[START Supplied data]
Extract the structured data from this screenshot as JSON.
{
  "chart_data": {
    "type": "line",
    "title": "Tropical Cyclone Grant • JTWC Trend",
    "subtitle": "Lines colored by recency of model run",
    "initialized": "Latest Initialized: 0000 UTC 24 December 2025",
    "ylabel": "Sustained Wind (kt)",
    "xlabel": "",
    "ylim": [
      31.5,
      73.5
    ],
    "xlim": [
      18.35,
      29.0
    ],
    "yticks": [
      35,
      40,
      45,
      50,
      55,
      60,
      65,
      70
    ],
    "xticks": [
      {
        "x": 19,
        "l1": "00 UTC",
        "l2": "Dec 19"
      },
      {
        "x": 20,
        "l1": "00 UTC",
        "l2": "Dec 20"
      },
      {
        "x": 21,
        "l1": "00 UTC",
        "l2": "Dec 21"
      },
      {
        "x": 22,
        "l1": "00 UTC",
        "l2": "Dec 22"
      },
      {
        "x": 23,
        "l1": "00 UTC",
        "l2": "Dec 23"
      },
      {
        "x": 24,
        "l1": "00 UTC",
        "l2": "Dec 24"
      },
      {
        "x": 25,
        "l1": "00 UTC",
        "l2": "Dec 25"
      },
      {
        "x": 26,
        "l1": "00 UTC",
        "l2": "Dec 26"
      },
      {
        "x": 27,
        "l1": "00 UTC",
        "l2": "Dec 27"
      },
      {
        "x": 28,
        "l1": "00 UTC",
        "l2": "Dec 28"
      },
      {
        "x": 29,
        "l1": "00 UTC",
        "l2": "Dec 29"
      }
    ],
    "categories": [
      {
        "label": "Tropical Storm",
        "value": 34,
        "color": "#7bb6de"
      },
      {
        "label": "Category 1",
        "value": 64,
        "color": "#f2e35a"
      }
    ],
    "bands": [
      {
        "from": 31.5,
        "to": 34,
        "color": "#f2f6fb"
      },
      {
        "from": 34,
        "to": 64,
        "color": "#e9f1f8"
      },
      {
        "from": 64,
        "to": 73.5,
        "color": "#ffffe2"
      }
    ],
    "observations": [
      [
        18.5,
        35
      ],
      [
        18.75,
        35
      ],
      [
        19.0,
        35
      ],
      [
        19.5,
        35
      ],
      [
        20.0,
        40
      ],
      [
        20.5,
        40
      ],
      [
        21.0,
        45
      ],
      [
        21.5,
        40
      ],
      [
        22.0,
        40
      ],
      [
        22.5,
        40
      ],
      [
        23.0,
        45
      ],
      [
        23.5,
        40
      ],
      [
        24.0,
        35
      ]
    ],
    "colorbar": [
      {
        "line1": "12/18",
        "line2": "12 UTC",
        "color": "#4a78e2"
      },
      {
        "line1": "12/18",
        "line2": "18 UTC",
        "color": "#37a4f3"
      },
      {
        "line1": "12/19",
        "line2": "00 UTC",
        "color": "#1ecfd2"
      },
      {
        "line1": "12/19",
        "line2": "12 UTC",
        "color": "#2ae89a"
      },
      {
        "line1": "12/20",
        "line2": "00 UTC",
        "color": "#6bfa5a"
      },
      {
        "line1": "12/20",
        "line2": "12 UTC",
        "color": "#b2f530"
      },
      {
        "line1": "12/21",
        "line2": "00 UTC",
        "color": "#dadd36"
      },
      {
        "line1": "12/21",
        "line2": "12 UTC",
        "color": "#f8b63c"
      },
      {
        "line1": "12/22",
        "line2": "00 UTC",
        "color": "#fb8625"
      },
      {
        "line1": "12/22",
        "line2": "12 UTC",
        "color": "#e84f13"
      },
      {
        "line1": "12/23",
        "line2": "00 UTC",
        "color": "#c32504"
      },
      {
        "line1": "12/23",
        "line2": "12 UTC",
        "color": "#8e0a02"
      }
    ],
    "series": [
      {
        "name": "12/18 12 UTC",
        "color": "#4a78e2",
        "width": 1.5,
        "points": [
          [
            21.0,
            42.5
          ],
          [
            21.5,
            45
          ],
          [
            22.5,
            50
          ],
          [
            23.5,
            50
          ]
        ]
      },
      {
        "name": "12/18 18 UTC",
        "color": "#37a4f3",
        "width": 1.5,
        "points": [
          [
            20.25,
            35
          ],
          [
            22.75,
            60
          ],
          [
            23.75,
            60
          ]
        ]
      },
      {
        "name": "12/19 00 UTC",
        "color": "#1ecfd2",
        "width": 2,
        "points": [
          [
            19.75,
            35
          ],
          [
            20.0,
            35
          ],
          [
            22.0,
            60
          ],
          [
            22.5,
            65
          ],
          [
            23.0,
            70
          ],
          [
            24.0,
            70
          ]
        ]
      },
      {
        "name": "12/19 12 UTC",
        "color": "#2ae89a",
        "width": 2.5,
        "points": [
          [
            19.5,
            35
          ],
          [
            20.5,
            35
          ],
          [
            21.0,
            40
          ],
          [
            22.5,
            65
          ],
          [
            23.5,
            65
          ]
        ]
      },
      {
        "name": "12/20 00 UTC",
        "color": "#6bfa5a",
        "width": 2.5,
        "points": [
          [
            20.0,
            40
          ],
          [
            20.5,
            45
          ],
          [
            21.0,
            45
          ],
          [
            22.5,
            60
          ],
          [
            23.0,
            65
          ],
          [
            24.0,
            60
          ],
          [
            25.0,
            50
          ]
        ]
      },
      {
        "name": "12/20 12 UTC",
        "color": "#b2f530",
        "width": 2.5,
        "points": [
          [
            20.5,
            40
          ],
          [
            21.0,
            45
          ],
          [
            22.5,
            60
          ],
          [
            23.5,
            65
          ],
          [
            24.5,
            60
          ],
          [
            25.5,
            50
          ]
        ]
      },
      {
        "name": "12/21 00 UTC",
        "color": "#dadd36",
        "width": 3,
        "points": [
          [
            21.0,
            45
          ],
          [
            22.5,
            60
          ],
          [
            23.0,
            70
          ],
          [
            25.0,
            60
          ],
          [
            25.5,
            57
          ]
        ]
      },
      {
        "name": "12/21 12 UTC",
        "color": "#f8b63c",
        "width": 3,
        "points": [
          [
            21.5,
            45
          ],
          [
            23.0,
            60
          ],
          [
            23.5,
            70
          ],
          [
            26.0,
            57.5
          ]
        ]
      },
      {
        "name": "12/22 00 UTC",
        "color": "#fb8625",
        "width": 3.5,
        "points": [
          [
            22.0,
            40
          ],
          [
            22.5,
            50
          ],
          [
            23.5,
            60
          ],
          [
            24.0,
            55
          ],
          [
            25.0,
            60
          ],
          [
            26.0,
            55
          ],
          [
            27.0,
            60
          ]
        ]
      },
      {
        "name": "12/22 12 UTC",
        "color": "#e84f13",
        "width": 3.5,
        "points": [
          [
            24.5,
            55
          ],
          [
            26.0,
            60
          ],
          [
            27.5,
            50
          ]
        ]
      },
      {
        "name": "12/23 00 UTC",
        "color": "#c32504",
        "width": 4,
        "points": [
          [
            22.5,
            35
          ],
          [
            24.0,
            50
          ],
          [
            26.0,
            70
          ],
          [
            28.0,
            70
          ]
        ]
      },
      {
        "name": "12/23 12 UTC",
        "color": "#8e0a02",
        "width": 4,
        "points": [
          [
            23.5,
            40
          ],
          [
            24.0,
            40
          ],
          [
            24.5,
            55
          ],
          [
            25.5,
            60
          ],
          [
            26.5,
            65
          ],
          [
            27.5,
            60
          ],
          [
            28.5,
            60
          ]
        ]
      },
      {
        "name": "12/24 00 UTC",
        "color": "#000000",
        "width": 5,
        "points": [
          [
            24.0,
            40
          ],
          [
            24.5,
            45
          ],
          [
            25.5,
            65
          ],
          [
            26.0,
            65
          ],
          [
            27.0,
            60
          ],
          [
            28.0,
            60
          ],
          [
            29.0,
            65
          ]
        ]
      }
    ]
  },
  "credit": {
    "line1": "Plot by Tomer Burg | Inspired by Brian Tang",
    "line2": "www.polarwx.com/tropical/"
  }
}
[END Supplied data]
State how many lines of the listing above include the word "from". Give nothing but the number.

4